- [WHAT YOU WILL DO]: Repeat the listing in full, exactly as it stands.

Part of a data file
────────────────────

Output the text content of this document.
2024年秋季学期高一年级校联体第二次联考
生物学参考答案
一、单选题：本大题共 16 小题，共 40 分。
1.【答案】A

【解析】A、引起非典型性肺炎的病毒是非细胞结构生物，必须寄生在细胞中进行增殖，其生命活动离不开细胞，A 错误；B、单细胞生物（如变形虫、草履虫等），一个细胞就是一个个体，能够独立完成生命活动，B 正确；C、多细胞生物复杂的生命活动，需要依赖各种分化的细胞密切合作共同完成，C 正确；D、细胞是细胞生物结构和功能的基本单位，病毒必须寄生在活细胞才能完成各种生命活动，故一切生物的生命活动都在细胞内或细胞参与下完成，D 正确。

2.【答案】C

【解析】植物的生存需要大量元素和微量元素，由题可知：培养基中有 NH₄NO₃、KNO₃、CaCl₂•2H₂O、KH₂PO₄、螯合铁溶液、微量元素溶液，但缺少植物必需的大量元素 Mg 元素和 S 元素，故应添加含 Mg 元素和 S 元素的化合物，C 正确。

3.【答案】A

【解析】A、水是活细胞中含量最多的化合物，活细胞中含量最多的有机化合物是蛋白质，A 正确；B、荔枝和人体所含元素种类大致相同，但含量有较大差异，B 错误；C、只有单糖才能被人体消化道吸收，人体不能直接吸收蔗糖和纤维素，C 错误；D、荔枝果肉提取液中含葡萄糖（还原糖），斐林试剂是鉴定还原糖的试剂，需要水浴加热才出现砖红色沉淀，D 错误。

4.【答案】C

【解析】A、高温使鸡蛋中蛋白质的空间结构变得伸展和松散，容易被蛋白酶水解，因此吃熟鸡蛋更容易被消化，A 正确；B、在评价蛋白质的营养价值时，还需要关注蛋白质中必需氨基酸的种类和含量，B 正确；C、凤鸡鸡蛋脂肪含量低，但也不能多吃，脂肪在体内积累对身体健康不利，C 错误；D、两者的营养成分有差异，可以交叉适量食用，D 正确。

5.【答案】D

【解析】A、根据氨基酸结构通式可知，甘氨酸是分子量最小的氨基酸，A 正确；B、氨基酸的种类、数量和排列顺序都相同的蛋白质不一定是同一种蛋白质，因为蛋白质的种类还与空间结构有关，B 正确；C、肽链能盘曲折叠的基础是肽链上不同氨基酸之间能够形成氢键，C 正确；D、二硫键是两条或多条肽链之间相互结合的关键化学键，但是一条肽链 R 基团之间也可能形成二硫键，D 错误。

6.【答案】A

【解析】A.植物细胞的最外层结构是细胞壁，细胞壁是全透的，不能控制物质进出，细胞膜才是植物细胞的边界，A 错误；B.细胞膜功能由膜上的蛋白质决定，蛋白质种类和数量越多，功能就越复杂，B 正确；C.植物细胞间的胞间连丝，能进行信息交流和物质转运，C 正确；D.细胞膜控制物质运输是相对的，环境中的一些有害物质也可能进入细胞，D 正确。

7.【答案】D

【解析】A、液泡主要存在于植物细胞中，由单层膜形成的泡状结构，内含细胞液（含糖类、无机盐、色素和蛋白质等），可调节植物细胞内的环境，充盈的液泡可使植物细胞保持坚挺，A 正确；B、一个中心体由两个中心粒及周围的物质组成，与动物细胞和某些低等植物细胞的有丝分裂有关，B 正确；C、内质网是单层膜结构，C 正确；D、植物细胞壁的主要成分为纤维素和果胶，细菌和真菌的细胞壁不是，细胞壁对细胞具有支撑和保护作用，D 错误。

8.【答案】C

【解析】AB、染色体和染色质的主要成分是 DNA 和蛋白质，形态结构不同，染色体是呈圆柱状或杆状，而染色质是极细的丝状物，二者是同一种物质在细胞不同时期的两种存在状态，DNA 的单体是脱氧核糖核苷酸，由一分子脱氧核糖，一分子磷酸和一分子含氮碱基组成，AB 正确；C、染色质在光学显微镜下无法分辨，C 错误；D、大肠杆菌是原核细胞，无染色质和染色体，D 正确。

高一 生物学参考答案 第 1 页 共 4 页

────────────────────

- [SOLUTION TO THIS PROBLEM]:
Output the text content of this document.
2024年秋季学期高一年级校联体第二次联考
生物学参考答案
一、单选题：本大题共 16 小题，共 40 分。
1.【答案】A

【解析】A、引起非典型性肺炎的病毒是非细胞结构生物，必须寄生在细胞中进行增殖，其生命活动离不开细胞，A 错误；B、单细胞生物（如变形虫、草履虫等），一个细胞就是一个个体，能够独立完成生命活动，B 正确；C、多细胞生物复杂的生命活动，需要依赖各种分化的细胞密切合作共同完成，C 正确；D、细胞是细胞生物结构和功能的基本单位，病毒必须寄生在活细胞才能完成各种生命活动，故一切生物的生命活动都在细胞内或细胞参与下完成，D 正确。

2.【答案】C

【解析】植物的生存需要大量元素和微量元素，由题可知：培养基中有 NH₄NO₃、KNO₃、CaCl₂•2H₂O、KH₂PO₄、螯合铁溶液、微量元素溶液，但缺少植物必需的大量元素 Mg 元素和 S 元素，故应添加含 Mg 元素和 S 元素的化合物，C 正确。

3.【答案】A

【解析】A、水是活细胞中含量最多的化合物，活细胞中含量最多的有机化合物是蛋白质，A 正确；B、荔枝和人体所含元素种类大致相同，但含量有较大差异，B 错误；C、只有单糖才能被人体消化道吸收，人体不能直接吸收蔗糖和纤维素，C 错误；D、荔枝果肉提取液中含葡萄糖（还原糖），斐林试剂是鉴定还原糖的试剂，需要水浴加热才出现砖红色沉淀，D 错误。

4.【答案】C

【解析】A、高温使鸡蛋中蛋白质的空间结构变得伸展和松散，容易被蛋白酶水解，因此吃熟鸡蛋更容易被消化，A 正确；B、在评价蛋白质的营养价值时，还需要关注蛋白质中必需氨基酸的种类和含量，B 正确；C、凤鸡鸡蛋脂肪含量低，但也不能多吃，脂肪在体内积累对身体健康不利，C 错误；D、两者的营养成分有差异，可以交叉适量食用，D 正确。

5.【答案】D

【解析】A、根据氨基酸结构通式可知，甘氨酸是分子量最小的氨基酸，A 正确；B、氨基酸的种类、数量和排列顺序都相同的蛋白质不一定是同一种蛋白质，因为蛋白质的种类还与空间结构有关，B 正确；C、肽链能盘曲折叠的基础是肽链上不同氨基酸之间能够形成氢键，C 正确；D、二硫键是两条或多条肽链之间相互结合的关键化学键，但是一条肽链 R 基团之间也可能形成二硫键，D 错误。

6.【答案】A

【解析】A.植物细胞的最外层结构是细胞壁，细胞壁是全透的，不能控制物质进出，细胞膜才是植物细胞的边界，A 错误；B.细胞膜功能由膜上的蛋白质决定，蛋白质种类和数量越多，功能就越复杂，B 正确；C.植物细胞间的胞间连丝，能进行信息交流和物质转运，C 正确；D.细胞膜控制物质运输是相对的，环境中的一些有害物质也可能进入细胞，D 正确。

7.【答案】D

【解析】A、液泡主要存在于植物细胞中，由单层膜形成的泡状结构，内含细胞液（含糖类、无机盐、色素和蛋白质等），可调节植物细胞内的环境，充盈的液泡可使植物细胞保持坚挺，A 正确；B、一个中心体由两个中心粒及周围的物质组成，与动物细胞和某些低等植物细胞的有丝分裂有关，B 正确；C、内质网是单层膜结构，C 正确；D、植物细胞壁的主要成分为纤维素和果胶，细菌和真菌的细胞壁不是，细胞壁对细胞具有支撑和保护作用，D 错误。

8.【答案】C

【解析】AB、染色体和染色质的主要成分是 DNA 和蛋白质，形态结构不同，染色体是呈圆柱状或杆状，而染色质是极细的丝状物，二者是同一种物质在细胞不同时期的两种存在状态，DNA 的单体是脱氧核糖核苷酸，由一分子脱氧核糖，一分子磷酸和一分子含氮碱基组成，AB 正确；C、染色质在光学显微镜下无法分辨，C 错误；D、大肠杆菌是原核细胞，无染色质和染色体，D 正确。

高一 生物学参考答案 第 1 页 共 4 页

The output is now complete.